### Work to be completed
Write out each line that follows exactly as it stands, without the pictures.

>> start Recorded information

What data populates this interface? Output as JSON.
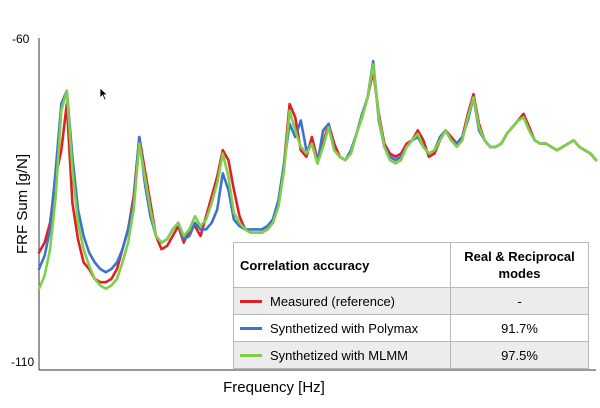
{
  "chart_data": {
    "type": "line",
    "title": "",
    "xlabel": "Frequency [Hz]",
    "ylabel": "FRF Sum [g/N]",
    "ylim": [
      -110,
      -60
    ],
    "ytick_labels": [
      "-60",
      "-110"
    ],
    "grid": false,
    "series": [
      {
        "name": "Measured (reference)",
        "color": "#e01f26",
        "y": [
          -92.5,
          -91,
          -88,
          -81,
          -77,
          -70,
          -85,
          -90.5,
          -94,
          -95,
          -96.5,
          -97,
          -97,
          -96.5,
          -95,
          -92,
          -89,
          -84,
          -75,
          -80,
          -85,
          -90,
          -92,
          -91.5,
          -90,
          -88.5,
          -91,
          -89,
          -88.5,
          -90,
          -87,
          -84,
          -81,
          -77,
          -78.5,
          -83,
          -87,
          -89,
          -89.5,
          -89.5,
          -89.5,
          -89,
          -88,
          -85,
          -79,
          -70,
          -72,
          -77,
          -78,
          -75,
          -78.5,
          -76,
          -73,
          -76,
          -78,
          -78.5,
          -77.5,
          -74.5,
          -72,
          -69,
          -65,
          -71.5,
          -76,
          -77.5,
          -78,
          -77.5,
          -76,
          -75.5,
          -74,
          -75.5,
          -78,
          -77.5,
          -75.5,
          -74,
          -75,
          -76,
          -75,
          -71.5,
          -68.5,
          -73,
          -75.5,
          -76.5,
          -76.5,
          -76,
          -74.5,
          -73.5,
          -72.5,
          -71.5,
          -73.5,
          -75.5,
          -76,
          -76,
          -76.5,
          -77,
          -76.5,
          -76,
          -75.5,
          -76.5,
          -77,
          -77.5,
          -78.5
        ]
      },
      {
        "name": "Synthetized with Polymax",
        "color": "#3d74c9",
        "y": [
          -95,
          -93,
          -89,
          -80,
          -70,
          -68,
          -78,
          -86,
          -90,
          -92.5,
          -94,
          -95,
          -95.5,
          -95,
          -94,
          -92,
          -89,
          -85,
          -75,
          -82,
          -87,
          -90,
          -91,
          -90.5,
          -89,
          -88,
          -90.5,
          -90,
          -88,
          -89,
          -89,
          -88,
          -86,
          -80.5,
          -83,
          -87.5,
          -88.5,
          -89,
          -89,
          -89,
          -89,
          -88.5,
          -87.5,
          -84.5,
          -79,
          -73,
          -75,
          -72.5,
          -77,
          -76,
          -79,
          -74,
          -73,
          -77,
          -78,
          -78.5,
          -77,
          -74.5,
          -71.5,
          -69,
          -63.5,
          -72.5,
          -76.5,
          -78,
          -78.5,
          -78,
          -76.5,
          -75.5,
          -75,
          -76.5,
          -77.5,
          -77,
          -75,
          -74,
          -75.5,
          -76,
          -75,
          -72.5,
          -69,
          -74,
          -75.5,
          -76.5,
          -76.5,
          -76,
          -74.5,
          -73.5,
          -72.5,
          -72,
          -74,
          -75.5,
          -76,
          -76,
          -76.5,
          -77,
          -76.5,
          -76,
          -75.5,
          -76.5,
          -77,
          -77.5,
          -78.5
        ]
      },
      {
        "name": "Synthetized with MLMM",
        "color": "#7fcf4a",
        "y": [
          -98,
          -96,
          -92,
          -84,
          -71,
          -68,
          -80,
          -88,
          -92,
          -94.5,
          -96.5,
          -97.5,
          -98,
          -97.5,
          -96.5,
          -94,
          -91,
          -86,
          -76,
          -81,
          -86,
          -90,
          -91,
          -90.5,
          -89,
          -88,
          -90,
          -89,
          -87,
          -88.5,
          -87.5,
          -85,
          -82,
          -77.5,
          -81,
          -86.5,
          -88,
          -89,
          -89.5,
          -89.5,
          -89.5,
          -89,
          -88,
          -85.5,
          -80,
          -71,
          -74,
          -76.5,
          -77.5,
          -76,
          -79,
          -76.5,
          -73.5,
          -77,
          -78,
          -78.5,
          -77.5,
          -74.5,
          -72,
          -69,
          -64,
          -72,
          -76.5,
          -78.5,
          -79,
          -78.5,
          -76.5,
          -75.5,
          -74.5,
          -76.5,
          -77.5,
          -77,
          -75.5,
          -74,
          -75.5,
          -76.5,
          -75.5,
          -72,
          -69,
          -73.5,
          -75.5,
          -76.5,
          -76.5,
          -76,
          -74.5,
          -73.5,
          -72.5,
          -72,
          -74,
          -75.5,
          -76,
          -76,
          -76.5,
          -77,
          -76.5,
          -76,
          -75.5,
          -76.5,
          -77,
          -77.5,
          -78.5
        ]
      }
    ],
    "legend_table": {
      "placement": "bottom-right",
      "header": {
        "label": "Correlation accuracy",
        "value": "Real & Reciprocal modes"
      },
      "rows": [
        {
          "label": "Measured (reference)",
          "value": "-",
          "color": "#e01f26"
        },
        {
          "label": "Synthetized with Polymax",
          "value": "91.7%",
          "color": "#3d74c9"
        },
        {
          "label": "Synthetized with MLMM",
          "value": "97.5%",
          "color": "#7fcf4a"
        }
      ]
    }
  },
  "cursor": {
    "icon": "mouse-pointer-icon"
  }
}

>> end Recorded information

### Written solution
What data populates this interface? Output as JSON.
{
  "chart_data": {
    "type": "line",
    "title": "",
    "xlabel": "Frequency [Hz]",
    "ylabel": "FRF Sum [g/N]",
    "ylim": [
      -110,
      -60
    ],
    "ytick_labels": [
      "-60",
      "-110"
    ],
    "grid": false,
    "series": [
      {
        "name": "Measured (reference)",
        "color": "#e01f26",
        "y": [
          -92.5,
          -91,
          -88,
          -81,
          -77,
          -70,
          -85,
          -90.5,
          -94,
          -95,
          -96.5,
          -97,
          -97,
          -96.5,
          -95,
          -92,
          -89,
          -84,
          -75,
          -80,
          -85,
          -90,
          -92,
          -91.5,
          -90,
          -88.5,
          -91,
          -89,
          -88.5,
          -90,
          -87,
          -84,
          -81,
          -77,
          -78.5,
          -83,
          -87,
          -89,
          -89.5,
          -89.5,
          -89.5,
          -89,
          -88,
          -85,
          -79,
          -70,
          -72,
          -77,
          -78,
          -75,
          -78.5,
          -76,
          -73,
          -76,
          -78,
          -78.5,
          -77.5,
          -74.5,
          -72,
          -69,
          -65,
          -71.5,
          -76,
          -77.5,
          -78,
          -77.5,
          -76,
          -75.5,
          -74,
          -75.5,
          -78,
          -77.5,
          -75.5,
          -74,
          -75,
          -76,
          -75,
          -71.5,
          -68.5,
          -73,
          -75.5,
          -76.5,
          -76.5,
          -76,
          -74.5,
          -73.5,
          -72.5,
          -71.5,
          -73.5,
          -75.5,
          -76,
          -76,
          -76.5,
          -77,
          -76.5,
          -76,
          -75.5,
          -76.5,
          -77,
          -77.5,
          -78.5
        ]
      },
      {
        "name": "Synthetized with Polymax",
        "color": "#3d74c9",
        "y": [
          -95,
          -93,
          -89,
          -80,
          -70,
          -68,
          -78,
          -86,
          -90,
          -92.5,
          -94,
          -95,
          -95.5,
          -95,
          -94,
          -92,
          -89,
          -85,
          -75,
          -82,
          -87,
          -90,
          -91,
          -90.5,
          -89,
          -88,
          -90.5,
          -90,
          -88,
          -89,
          -89,
          -88,
          -86,
          -80.5,
          -83,
          -87.5,
          -88.5,
          -89,
          -89,
          -89,
          -89,
          -88.5,
          -87.5,
          -84.5,
          -79,
          -73,
          -75,
          -72.5,
          -77,
          -76,
          -79,
          -74,
          -73,
          -77,
          -78,
          -78.5,
          -77,
          -74.5,
          -71.5,
          -69,
          -63.5,
          -72.5,
          -76.5,
          -78,
          -78.5,
          -78,
          -76.5,
          -75.5,
          -75,
          -76.5,
          -77.5,
          -77,
          -75,
          -74,
          -75.5,
          -76,
          -75,
          -72.5,
          -69,
          -74,
          -75.5,
          -76.5,
          -76.5,
          -76,
          -74.5,
          -73.5,
          -72.5,
          -72,
          -74,
          -75.5,
          -76,
          -76,
          -76.5,
          -77,
          -76.5,
          -76,
          -75.5,
          -76.5,
          -77,
          -77.5,
          -78.5
        ]
      },
      {
        "name": "Synthetized with MLMM",
        "color": "#7fcf4a",
        "y": [
          -98,
          -96,
          -92,
          -84,
          -71,
          -68,
          -80,
          -88,
          -92,
          -94.5,
          -96.5,
          -97.5,
          -98,
          -97.5,
          -96.5,
          -94,
          -91,
          -86,
          -76,
          -81,
          -86,
          -90,
          -91,
          -90.5,
          -89,
          -88,
          -90,
          -89,
          -87,
          -88.5,
          -87.5,
          -85,
          -82,
          -77.5,
          -81,
          -86.5,
          -88,
          -89,
          -89.5,
          -89.5,
          -89.5,
          -89,
          -88,
          -85.5,
          -80,
          -71,
          -74,
          -76.5,
          -77.5,
          -76,
          -79,
          -76.5,
          -73.5,
          -77,
          -78,
          -78.5,
          -77.5,
          -74.5,
          -72,
          -69,
          -64,
          -72,
          -76.5,
          -78.5,
          -79,
          -78.5,
          -76.5,
          -75.5,
          -74.5,
          -76.5,
          -77.5,
          -77,
          -75.5,
          -74,
          -75.5,
          -76.5,
          -75.5,
          -72,
          -69,
          -73.5,
          -75.5,
          -76.5,
          -76.5,
          -76,
          -74.5,
          -73.5,
          -72.5,
          -72,
          -74,
          -75.5,
          -76,
          -76,
          -76.5,
          -77,
          -76.5,
          -76,
          -75.5,
          -76.5,
          -77,
          -77.5,
          -78.5
        ]
      }
    ],
    "legend_table": {
      "placement": "bottom-right",
      "header": {
        "label": "Correlation accuracy",
        "value": "Real & Reciprocal modes"
      },
      "rows": [
        {
          "label": "Measured (reference)",
          "value": "-",
          "color": "#e01f26"
        },
        {
          "label": "Synthetized with Polymax",
          "value": "91.7%",
          "color": "#3d74c9"
        },
        {
          "label": "Synthetized with MLMM",
          "value": "97.5%",
          "color": "#7fcf4a"
        }
      ]
    }
  },
  "cursor": {
    "icon": "mouse-pointer-icon"
  }
}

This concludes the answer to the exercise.